WHAT TO WORK ON. Go through the records and copy each line where the word "Responses" occurs.

MATERIAL FOR THIS EXERCISE.
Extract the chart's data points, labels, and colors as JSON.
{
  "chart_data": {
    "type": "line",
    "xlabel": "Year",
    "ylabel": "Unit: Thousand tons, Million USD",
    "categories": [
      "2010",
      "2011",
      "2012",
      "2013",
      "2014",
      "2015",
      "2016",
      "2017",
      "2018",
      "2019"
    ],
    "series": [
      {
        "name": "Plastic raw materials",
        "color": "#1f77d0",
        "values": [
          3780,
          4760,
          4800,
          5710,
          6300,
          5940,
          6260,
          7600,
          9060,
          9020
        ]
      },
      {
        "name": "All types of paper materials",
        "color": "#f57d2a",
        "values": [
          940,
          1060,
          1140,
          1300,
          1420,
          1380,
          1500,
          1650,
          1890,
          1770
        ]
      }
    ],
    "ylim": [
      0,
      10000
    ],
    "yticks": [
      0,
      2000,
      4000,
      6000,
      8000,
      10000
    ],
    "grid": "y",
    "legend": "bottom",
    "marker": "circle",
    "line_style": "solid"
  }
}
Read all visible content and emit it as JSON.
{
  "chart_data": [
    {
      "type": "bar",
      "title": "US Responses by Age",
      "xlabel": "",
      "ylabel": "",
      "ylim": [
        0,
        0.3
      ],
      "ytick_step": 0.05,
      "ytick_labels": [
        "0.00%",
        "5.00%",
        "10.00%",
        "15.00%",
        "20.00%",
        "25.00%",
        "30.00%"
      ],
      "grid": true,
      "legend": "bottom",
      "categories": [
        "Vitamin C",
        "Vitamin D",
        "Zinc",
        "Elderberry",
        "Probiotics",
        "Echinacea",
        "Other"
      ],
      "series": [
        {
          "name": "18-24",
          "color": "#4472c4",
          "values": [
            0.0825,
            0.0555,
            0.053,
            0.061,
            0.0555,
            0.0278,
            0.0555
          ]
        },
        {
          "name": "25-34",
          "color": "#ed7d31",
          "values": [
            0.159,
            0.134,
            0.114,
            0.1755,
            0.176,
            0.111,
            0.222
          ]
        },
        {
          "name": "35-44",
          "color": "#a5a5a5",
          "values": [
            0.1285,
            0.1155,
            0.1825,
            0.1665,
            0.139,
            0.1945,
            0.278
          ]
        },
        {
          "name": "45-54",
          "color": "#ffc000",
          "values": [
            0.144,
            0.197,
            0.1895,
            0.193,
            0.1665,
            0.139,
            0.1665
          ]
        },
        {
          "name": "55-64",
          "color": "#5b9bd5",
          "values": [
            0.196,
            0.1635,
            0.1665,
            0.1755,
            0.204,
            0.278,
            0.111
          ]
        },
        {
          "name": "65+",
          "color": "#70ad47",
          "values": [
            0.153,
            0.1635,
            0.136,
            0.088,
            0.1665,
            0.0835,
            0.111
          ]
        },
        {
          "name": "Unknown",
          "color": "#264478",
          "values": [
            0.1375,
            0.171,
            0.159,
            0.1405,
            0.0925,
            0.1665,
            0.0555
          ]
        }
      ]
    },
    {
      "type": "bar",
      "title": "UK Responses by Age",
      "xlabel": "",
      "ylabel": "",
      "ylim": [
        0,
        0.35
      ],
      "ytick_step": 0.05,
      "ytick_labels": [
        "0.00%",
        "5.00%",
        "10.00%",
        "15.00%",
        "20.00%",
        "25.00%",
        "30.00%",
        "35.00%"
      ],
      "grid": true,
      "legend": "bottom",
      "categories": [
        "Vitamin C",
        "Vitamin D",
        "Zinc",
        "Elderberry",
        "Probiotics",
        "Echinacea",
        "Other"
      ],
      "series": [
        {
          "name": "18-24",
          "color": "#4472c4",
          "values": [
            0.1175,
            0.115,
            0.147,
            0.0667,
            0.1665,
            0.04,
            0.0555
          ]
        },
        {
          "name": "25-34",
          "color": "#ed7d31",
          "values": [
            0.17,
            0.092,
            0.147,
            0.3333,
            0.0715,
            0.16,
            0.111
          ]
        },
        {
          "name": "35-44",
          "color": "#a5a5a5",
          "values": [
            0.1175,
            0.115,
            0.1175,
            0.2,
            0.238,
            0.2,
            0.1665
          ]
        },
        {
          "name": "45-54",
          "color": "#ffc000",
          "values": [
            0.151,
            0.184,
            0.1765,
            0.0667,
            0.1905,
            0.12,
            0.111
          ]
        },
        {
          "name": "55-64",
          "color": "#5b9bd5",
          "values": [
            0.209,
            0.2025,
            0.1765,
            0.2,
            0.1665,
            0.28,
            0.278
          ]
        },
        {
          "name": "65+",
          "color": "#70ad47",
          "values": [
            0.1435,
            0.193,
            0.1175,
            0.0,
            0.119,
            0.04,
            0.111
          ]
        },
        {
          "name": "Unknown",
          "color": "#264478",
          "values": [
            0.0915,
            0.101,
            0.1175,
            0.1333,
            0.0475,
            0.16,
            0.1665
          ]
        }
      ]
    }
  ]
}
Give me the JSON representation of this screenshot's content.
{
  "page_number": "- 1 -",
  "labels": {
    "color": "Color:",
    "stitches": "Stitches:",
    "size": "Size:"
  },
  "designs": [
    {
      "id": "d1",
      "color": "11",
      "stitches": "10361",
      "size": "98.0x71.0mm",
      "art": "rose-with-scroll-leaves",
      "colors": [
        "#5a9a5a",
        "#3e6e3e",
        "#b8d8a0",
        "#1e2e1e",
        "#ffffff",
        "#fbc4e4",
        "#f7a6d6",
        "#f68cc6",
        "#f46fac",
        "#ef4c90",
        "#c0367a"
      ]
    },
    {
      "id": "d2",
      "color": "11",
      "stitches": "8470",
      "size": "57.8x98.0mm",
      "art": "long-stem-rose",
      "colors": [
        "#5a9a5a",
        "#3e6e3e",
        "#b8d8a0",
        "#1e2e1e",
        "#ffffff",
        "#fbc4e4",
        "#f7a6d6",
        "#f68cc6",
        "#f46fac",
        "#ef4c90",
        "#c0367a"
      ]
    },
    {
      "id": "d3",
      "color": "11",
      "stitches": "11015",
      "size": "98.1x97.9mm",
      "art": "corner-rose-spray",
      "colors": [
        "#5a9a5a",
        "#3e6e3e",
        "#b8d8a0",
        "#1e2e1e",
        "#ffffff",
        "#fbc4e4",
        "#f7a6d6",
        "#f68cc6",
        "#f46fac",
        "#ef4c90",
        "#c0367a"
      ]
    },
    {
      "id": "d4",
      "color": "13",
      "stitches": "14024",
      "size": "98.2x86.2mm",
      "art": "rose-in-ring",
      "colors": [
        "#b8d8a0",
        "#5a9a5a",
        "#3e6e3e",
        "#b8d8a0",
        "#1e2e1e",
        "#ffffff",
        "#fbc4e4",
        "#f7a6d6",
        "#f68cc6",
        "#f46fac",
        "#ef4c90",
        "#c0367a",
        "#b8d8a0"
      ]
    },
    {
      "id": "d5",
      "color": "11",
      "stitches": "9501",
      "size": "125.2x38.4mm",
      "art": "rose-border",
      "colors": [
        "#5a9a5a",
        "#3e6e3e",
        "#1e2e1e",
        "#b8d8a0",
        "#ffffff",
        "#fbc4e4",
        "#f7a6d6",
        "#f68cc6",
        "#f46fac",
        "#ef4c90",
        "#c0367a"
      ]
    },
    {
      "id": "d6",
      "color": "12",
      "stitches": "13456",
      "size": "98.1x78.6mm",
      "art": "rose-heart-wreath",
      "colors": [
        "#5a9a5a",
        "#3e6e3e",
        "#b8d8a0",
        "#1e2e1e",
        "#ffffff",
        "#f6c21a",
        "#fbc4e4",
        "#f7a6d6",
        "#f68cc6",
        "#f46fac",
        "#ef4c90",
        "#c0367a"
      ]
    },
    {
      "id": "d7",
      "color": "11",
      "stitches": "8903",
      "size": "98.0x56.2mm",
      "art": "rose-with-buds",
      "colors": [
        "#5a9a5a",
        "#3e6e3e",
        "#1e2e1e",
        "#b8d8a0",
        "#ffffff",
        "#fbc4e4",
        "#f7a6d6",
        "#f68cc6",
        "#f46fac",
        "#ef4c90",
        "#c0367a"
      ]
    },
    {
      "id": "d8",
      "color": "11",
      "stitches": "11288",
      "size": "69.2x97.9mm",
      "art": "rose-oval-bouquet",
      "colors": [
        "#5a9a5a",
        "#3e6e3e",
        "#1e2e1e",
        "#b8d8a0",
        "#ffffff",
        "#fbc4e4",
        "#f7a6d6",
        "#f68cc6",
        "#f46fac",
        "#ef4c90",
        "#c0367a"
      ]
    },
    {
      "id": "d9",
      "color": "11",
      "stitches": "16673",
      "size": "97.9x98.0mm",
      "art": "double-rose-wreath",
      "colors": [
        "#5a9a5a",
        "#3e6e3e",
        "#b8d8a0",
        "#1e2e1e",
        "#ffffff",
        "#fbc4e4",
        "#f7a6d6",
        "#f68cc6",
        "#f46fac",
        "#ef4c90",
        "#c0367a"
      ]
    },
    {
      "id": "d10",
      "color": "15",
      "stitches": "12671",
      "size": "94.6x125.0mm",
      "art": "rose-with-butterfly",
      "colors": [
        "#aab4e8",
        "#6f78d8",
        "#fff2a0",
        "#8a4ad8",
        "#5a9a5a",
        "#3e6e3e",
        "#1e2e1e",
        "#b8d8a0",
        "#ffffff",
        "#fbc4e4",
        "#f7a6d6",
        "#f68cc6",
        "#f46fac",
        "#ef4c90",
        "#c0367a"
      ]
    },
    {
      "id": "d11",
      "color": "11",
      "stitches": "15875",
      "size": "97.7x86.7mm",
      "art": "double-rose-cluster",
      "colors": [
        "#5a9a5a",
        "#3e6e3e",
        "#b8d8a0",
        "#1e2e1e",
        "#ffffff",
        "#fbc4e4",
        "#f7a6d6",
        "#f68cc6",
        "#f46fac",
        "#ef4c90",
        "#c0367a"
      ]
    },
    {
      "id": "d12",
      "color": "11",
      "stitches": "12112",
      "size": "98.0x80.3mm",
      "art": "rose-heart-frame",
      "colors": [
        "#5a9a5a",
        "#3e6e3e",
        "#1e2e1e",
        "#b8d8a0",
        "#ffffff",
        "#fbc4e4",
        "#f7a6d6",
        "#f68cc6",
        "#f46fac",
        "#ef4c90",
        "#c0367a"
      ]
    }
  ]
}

PROBLEM SOLUTION.
      "title": "US Responses by Age",
      "title": "UK Responses by Age",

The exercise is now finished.